Exercise objective
Return the listing below in full, with every line exactly as it is.

Given records
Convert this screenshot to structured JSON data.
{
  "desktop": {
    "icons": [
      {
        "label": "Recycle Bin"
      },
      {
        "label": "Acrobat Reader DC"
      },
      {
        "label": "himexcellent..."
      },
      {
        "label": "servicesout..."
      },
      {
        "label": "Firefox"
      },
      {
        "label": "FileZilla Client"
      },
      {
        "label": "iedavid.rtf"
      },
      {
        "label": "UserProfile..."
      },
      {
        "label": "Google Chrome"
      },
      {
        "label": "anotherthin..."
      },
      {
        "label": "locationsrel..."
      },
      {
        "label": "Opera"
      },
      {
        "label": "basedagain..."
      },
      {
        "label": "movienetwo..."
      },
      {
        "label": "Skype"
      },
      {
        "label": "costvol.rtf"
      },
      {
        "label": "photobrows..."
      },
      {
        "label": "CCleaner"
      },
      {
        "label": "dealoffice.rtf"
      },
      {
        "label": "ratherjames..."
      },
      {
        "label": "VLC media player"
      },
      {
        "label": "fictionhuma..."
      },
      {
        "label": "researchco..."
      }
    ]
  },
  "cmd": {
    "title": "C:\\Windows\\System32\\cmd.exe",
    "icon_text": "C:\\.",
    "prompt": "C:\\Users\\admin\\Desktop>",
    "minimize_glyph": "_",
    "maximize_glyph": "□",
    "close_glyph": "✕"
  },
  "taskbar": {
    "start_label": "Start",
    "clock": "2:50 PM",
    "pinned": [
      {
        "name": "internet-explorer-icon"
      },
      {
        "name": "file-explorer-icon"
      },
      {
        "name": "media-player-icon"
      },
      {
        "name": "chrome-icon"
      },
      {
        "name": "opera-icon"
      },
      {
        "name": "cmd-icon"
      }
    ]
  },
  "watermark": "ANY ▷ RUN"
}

Written solution
Convert this screenshot to structured JSON data.
{
  "desktop": {
    "icons": [
      {
        "label": "Recycle Bin"
      },
      {
        "label": "Acrobat Reader DC"
      },
      {
        "label": "himexcellent..."
      },
      {
        "label": "servicesout..."
      },
      {
        "label": "Firefox"
      },
      {
        "label": "FileZilla Client"
      },
      {
        "label": "iedavid.rtf"
      },
      {
        "label": "UserProfile..."
      },
      {
        "label": "Google Chrome"
      },
      {
        "label": "anotherthin..."
      },
      {
        "label": "locationsrel..."
      },
      {
        "label": "Opera"
      },
      {
        "label": "basedagain..."
      },
      {
        "label": "movienetwo..."
      },
      {
        "label": "Skype"
      },
      {
        "label": "costvol.rtf"
      },
      {
        "label": "photobrows..."
      },
      {
        "label": "CCleaner"
      },
      {
        "label": "dealoffice.rtf"
      },
      {
        "label": "ratherjames..."
      },
      {
        "label": "VLC media player"
      },
      {
        "label": "fictionhuma..."
      },
      {
        "label": "researchco..."
      }
    ]
  },
  "cmd": {
    "title": "C:\\Windows\\System32\\cmd.exe",
    "icon_text": "C:\\.",
    "prompt": "C:\\Users\\admin\\Desktop>",
    "minimize_glyph": "_",
    "maximize_glyph": "□",
    "close_glyph": "✕"
  },
  "taskbar": {
    "start_label": "Start",
    "clock": "2:50 PM",
    "pinned": [
      {
        "name": "internet-explorer-icon"
      },
      {
        "name": "file-explorer-icon"
      },
      {
        "name": "media-player-icon"
      },
      {
        "name": "chrome-icon"
      },
      {
        "name": "opera-icon"
      },
      {
        "name": "cmd-icon"
      }
    ]
  },
  "watermark": "ANY ▷ RUN"
}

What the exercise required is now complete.